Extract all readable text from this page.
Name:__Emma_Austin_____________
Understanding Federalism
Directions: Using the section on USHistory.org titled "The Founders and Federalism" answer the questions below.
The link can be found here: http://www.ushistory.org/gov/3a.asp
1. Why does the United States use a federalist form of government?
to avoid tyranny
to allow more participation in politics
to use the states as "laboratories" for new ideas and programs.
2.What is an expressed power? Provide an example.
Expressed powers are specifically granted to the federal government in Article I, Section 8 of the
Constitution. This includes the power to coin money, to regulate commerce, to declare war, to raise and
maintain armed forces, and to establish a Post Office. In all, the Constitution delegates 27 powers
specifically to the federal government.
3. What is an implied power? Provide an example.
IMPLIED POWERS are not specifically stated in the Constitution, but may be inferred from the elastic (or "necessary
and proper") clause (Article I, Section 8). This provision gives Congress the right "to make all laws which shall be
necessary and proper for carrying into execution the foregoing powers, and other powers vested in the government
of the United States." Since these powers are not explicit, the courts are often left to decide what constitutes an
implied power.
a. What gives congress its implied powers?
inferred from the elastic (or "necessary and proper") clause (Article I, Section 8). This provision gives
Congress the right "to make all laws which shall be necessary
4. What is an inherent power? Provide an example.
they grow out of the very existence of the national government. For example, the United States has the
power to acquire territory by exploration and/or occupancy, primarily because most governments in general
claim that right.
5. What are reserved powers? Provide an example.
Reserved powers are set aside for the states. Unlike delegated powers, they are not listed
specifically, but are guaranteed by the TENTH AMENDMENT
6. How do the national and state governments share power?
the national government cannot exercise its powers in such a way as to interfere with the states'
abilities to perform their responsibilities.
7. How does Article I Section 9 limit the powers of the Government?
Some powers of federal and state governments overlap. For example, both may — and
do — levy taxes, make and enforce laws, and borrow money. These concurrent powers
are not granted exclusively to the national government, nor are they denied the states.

·····

- [Stated task]:
Please list every line of the records that contains "elastic".

- [Solution to this exercise]:
IMPLIED POWERS are not specifically stated in the Constitution, but may be inferred from the elastic (or "necessary
inferred from the elastic (or "necessary and proper") clause (Article I, Section 8). This provision gives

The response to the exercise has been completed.